━━━ DATA FOR THIS EXERCISE
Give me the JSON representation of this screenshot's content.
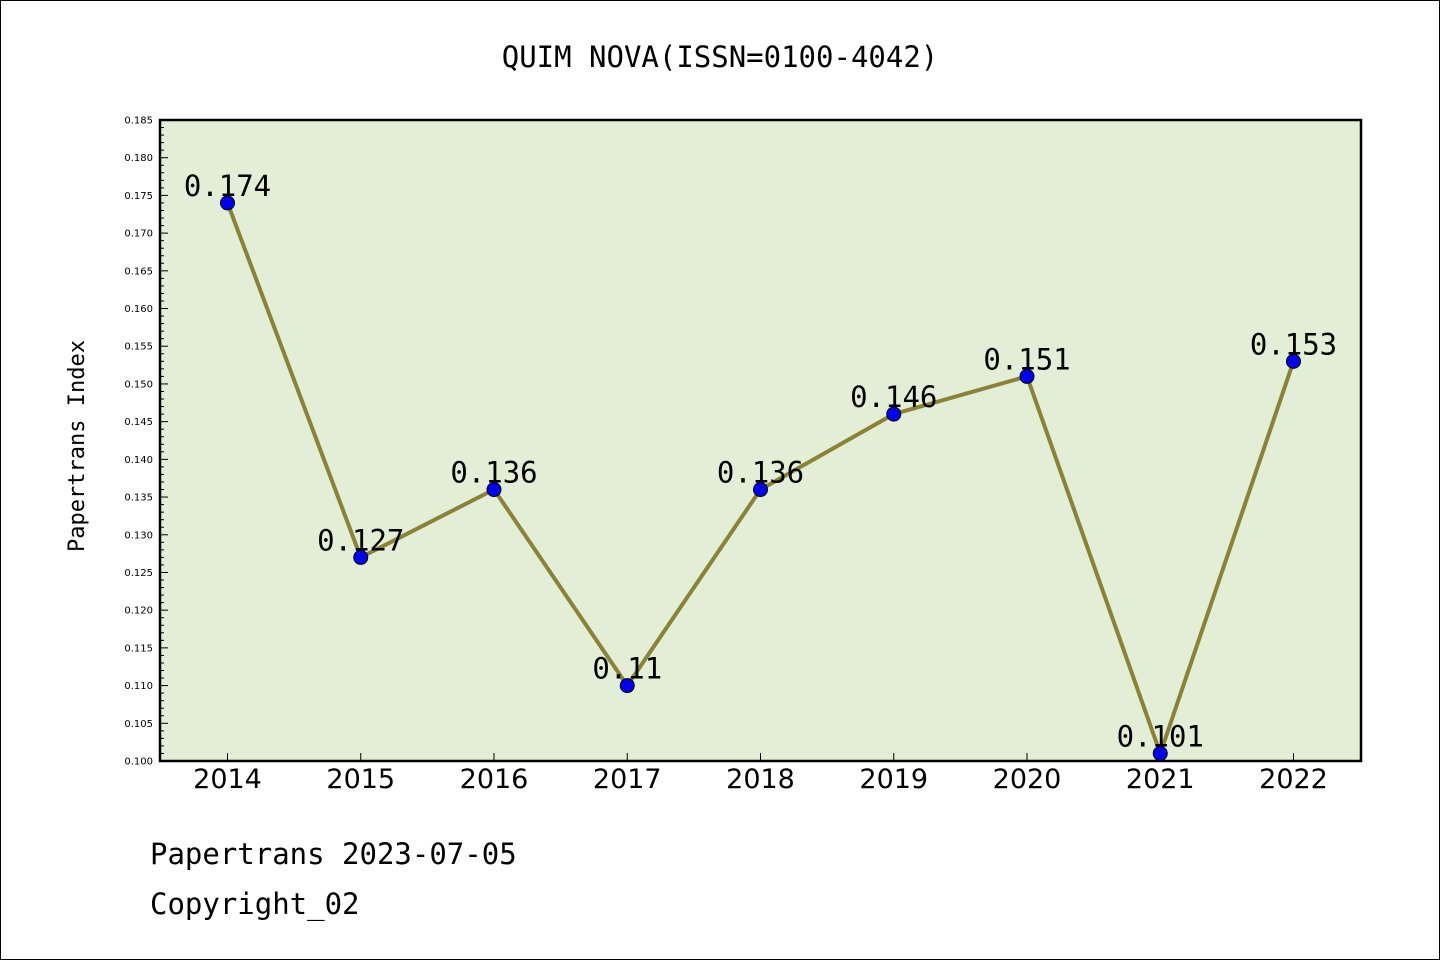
{
  "chart_data": {
    "type": "line",
    "title": "QUIM NOVA(ISSN=0100-4042)",
    "xlabel": "",
    "ylabel": "Papertrans Index",
    "categories": [
      "2014",
      "2015",
      "2016",
      "2017",
      "2018",
      "2019",
      "2020",
      "2021",
      "2022"
    ],
    "values": [
      0.174,
      0.127,
      0.136,
      0.11,
      0.136,
      0.146,
      0.151,
      0.101,
      0.153
    ],
    "data_labels": [
      "0.174",
      "0.127",
      "0.136",
      "0.11",
      "0.136",
      "0.146",
      "0.151",
      "0.101",
      "0.153"
    ],
    "ylim": [
      0.1,
      0.185
    ],
    "yticks": [
      "0.100",
      "0.105",
      "0.110",
      "0.115",
      "0.120",
      "0.125",
      "0.130",
      "0.135",
      "0.140",
      "0.145",
      "0.150",
      "0.155",
      "0.160",
      "0.165",
      "0.170",
      "0.175",
      "0.180",
      "0.185"
    ],
    "grid": false,
    "colors": {
      "plot_background": "#e2efd6",
      "line": "#8b8235",
      "marker": "#0000ee"
    }
  },
  "footer": {
    "line1": "Papertrans 2023-07-05",
    "line2": "Copyright_02"
  }
}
━━━━━━
* _EXERCISE_:
Omit pictures; set down the rest of the material word for word.

* _COMPLETE ANSWER_:
Give me the JSON representation of this screenshot's content.
{
  "chart_data": {
    "type": "line",
    "title": "QUIM NOVA(ISSN=0100-4042)",
    "xlabel": "",
    "ylabel": "Papertrans Index",
    "categories": [
      "2014",
      "2015",
      "2016",
      "2017",
      "2018",
      "2019",
      "2020",
      "2021",
      "2022"
    ],
    "values": [
      0.174,
      0.127,
      0.136,
      0.11,
      0.136,
      0.146,
      0.151,
      0.101,
      0.153
    ],
    "data_labels": [
      "0.174",
      "0.127",
      "0.136",
      "0.11",
      "0.136",
      "0.146",
      "0.151",
      "0.101",
      "0.153"
    ],
    "ylim": [
      0.1,
      0.185
    ],
    "yticks": [
      "0.100",
      "0.105",
      "0.110",
      "0.115",
      "0.120",
      "0.125",
      "0.130",
      "0.135",
      "0.140",
      "0.145",
      "0.150",
      "0.155",
      "0.160",
      "0.165",
      "0.170",
      "0.175",
      "0.180",
      "0.185"
    ],
    "grid": false,
    "colors": {
      "plot_background": "#e2efd6",
      "line": "#8b8235",
      "marker": "#0000ee"
    }
  },
  "footer": {
    "line1": "Papertrans 2023-07-05",
    "line2": "Copyright_02"
  }
}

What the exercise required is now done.